- [Goal]: Each line that follows is to be retyped exactly.
— START Stored data —
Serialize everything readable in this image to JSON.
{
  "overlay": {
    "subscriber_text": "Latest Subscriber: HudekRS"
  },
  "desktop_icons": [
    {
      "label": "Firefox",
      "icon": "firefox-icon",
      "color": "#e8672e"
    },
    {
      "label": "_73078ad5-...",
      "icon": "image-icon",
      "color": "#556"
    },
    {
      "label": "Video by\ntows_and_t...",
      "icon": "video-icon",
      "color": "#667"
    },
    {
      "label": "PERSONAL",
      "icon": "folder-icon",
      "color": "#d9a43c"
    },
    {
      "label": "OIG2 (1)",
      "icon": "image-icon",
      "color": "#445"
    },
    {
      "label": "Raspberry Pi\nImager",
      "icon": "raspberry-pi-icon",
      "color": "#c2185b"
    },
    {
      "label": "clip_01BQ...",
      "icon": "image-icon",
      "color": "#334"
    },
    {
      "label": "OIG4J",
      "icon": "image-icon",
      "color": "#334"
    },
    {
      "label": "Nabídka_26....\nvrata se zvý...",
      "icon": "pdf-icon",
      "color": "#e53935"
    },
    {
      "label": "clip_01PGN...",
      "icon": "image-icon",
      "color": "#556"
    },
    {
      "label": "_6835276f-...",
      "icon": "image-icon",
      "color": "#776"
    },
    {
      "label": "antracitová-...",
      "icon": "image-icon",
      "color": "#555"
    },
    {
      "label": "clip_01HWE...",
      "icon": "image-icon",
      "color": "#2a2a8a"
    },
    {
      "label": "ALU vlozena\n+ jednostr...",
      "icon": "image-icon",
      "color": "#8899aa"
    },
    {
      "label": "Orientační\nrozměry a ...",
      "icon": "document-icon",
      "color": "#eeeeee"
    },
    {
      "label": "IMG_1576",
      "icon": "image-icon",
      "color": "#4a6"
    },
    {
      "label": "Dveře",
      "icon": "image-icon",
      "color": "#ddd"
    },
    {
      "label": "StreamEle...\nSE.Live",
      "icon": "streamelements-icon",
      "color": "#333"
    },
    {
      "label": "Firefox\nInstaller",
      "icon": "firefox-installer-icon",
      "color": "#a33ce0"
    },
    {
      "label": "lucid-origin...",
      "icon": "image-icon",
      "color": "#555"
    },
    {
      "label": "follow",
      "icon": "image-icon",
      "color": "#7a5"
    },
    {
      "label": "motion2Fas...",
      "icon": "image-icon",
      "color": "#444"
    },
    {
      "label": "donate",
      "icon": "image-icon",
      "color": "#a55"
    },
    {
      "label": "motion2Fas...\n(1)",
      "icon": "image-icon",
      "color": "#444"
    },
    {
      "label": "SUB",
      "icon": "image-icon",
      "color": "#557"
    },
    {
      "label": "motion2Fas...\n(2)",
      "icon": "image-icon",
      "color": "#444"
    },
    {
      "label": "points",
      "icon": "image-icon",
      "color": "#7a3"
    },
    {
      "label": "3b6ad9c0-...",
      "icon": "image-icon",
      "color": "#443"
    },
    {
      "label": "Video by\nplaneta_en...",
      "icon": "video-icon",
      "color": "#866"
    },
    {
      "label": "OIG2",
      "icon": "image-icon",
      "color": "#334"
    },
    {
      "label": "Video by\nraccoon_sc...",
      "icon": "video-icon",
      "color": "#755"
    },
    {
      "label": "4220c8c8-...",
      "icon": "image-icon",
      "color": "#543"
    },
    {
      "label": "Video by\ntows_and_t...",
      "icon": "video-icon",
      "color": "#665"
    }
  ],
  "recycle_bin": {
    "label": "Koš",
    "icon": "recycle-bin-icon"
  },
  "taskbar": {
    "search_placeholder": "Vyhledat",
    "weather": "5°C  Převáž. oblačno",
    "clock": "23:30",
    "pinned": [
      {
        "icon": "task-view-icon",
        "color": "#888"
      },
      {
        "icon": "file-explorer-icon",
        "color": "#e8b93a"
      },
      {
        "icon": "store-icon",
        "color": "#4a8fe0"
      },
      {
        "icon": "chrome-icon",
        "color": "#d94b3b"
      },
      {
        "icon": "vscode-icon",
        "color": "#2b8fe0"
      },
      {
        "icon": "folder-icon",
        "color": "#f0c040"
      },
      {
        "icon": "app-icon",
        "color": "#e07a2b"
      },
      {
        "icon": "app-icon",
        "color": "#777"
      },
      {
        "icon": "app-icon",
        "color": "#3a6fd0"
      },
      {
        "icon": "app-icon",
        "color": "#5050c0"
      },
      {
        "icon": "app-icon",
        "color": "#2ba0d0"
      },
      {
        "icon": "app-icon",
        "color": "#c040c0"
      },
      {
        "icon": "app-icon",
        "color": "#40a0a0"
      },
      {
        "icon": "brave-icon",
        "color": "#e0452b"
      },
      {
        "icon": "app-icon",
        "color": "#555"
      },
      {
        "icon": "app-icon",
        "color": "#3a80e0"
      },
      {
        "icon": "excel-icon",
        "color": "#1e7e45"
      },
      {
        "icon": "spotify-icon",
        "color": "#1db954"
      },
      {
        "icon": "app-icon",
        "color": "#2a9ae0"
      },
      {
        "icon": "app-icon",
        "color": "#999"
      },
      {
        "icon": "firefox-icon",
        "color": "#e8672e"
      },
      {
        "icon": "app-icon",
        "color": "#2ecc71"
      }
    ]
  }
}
— END Stored data —
- [Complete answer]:
Serialize everything readable in this image to JSON.
{
  "overlay": {
    "subscriber_text": "Latest Subscriber: HudekRS"
  },
  "desktop_icons": [
    {
      "label": "Firefox",
      "icon": "firefox-icon",
      "color": "#e8672e"
    },
    {
      "label": "_73078ad5-...",
      "icon": "image-icon",
      "color": "#556"
    },
    {
      "label": "Video by\ntows_and_t...",
      "icon": "video-icon",
      "color": "#667"
    },
    {
      "label": "PERSONAL",
      "icon": "folder-icon",
      "color": "#d9a43c"
    },
    {
      "label": "OIG2 (1)",
      "icon": "image-icon",
      "color": "#445"
    },
    {
      "label": "Raspberry Pi\nImager",
      "icon": "raspberry-pi-icon",
      "color": "#c2185b"
    },
    {
      "label": "clip_01BQ...",
      "icon": "image-icon",
      "color": "#334"
    },
    {
      "label": "OIG4J",
      "icon": "image-icon",
      "color": "#334"
    },
    {
      "label": "Nabídka_26....\nvrata se zvý...",
      "icon": "pdf-icon",
      "color": "#e53935"
    },
    {
      "label": "clip_01PGN...",
      "icon": "image-icon",
      "color": "#556"
    },
    {
      "label": "_6835276f-...",
      "icon": "image-icon",
      "color": "#776"
    },
    {
      "label": "antracitová-...",
      "icon": "image-icon",
      "color": "#555"
    },
    {
      "label": "clip_01HWE...",
      "icon": "image-icon",
      "color": "#2a2a8a"
    },
    {
      "label": "ALU vlozena\n+ jednostr...",
      "icon": "image-icon",
      "color": "#8899aa"
    },
    {
      "label": "Orientační\nrozměry a ...",
      "icon": "document-icon",
      "color": "#eeeeee"
    },
    {
      "label": "IMG_1576",
      "icon": "image-icon",
      "color": "#4a6"
    },
    {
      "label": "Dveře",
      "icon": "image-icon",
      "color": "#ddd"
    },
    {
      "label": "StreamEle...\nSE.Live",
      "icon": "streamelements-icon",
      "color": "#333"
    },
    {
      "label": "Firefox\nInstaller",
      "icon": "firefox-installer-icon",
      "color": "#a33ce0"
    },
    {
      "label": "lucid-origin...",
      "icon": "image-icon",
      "color": "#555"
    },
    {
      "label": "follow",
      "icon": "image-icon",
      "color": "#7a5"
    },
    {
      "label": "motion2Fas...",
      "icon": "image-icon",
      "color": "#444"
    },
    {
      "label": "donate",
      "icon": "image-icon",
      "color": "#a55"
    },
    {
      "label": "motion2Fas...\n(1)",
      "icon": "image-icon",
      "color": "#444"
    },
    {
      "label": "SUB",
      "icon": "image-icon",
      "color": "#557"
    },
    {
      "label": "motion2Fas...\n(2)",
      "icon": "image-icon",
      "color": "#444"
    },
    {
      "label": "points",
      "icon": "image-icon",
      "color": "#7a3"
    },
    {
      "label": "3b6ad9c0-...",
      "icon": "image-icon",
      "color": "#443"
    },
    {
      "label": "Video by\nplaneta_en...",
      "icon": "video-icon",
      "color": "#866"
    },
    {
      "label": "OIG2",
      "icon": "image-icon",
      "color": "#334"
    },
    {
      "label": "Video by\nraccoon_sc...",
      "icon": "video-icon",
      "color": "#755"
    },
    {
      "label": "4220c8c8-...",
      "icon": "image-icon",
      "color": "#543"
    },
    {
      "label": "Video by\ntows_and_t...",
      "icon": "video-icon",
      "color": "#665"
    }
  ],
  "recycle_bin": {
    "label": "Koš",
    "icon": "recycle-bin-icon"
  },
  "taskbar": {
    "search_placeholder": "Vyhledat",
    "weather": "5°C  Převáž. oblačno",
    "clock": "23:30",
    "pinned": [
      {
        "icon": "task-view-icon",
        "color": "#888"
      },
      {
        "icon": "file-explorer-icon",
        "color": "#e8b93a"
      },
      {
        "icon": "store-icon",
        "color": "#4a8fe0"
      },
      {
        "icon": "chrome-icon",
        "color": "#d94b3b"
      },
      {
        "icon": "vscode-icon",
        "color": "#2b8fe0"
      },
      {
        "icon": "folder-icon",
        "color": "#f0c040"
      },
      {
        "icon": "app-icon",
        "color": "#e07a2b"
      },
      {
        "icon": "app-icon",
        "color": "#777"
      },
      {
        "icon": "app-icon",
        "color": "#3a6fd0"
      },
      {
        "icon": "app-icon",
        "color": "#5050c0"
      },
      {
        "icon": "app-icon",
        "color": "#2ba0d0"
      },
      {
        "icon": "app-icon",
        "color": "#c040c0"
      },
      {
        "icon": "app-icon",
        "color": "#40a0a0"
      },
      {
        "icon": "brave-icon",
        "color": "#e0452b"
      },
      {
        "icon": "app-icon",
        "color": "#555"
      },
      {
        "icon": "app-icon",
        "color": "#3a80e0"
      },
      {
        "icon": "excel-icon",
        "color": "#1e7e45"
      },
      {
        "icon": "spotify-icon",
        "color": "#1db954"
      },
      {
        "icon": "app-icon",
        "color": "#2a9ae0"
      },
      {
        "icon": "app-icon",
        "color": "#999"
      },
      {
        "icon": "firefox-icon",
        "color": "#e8672e"
      },
      {
        "icon": "app-icon",
        "color": "#2ecc71"
      }
    ]
  }
}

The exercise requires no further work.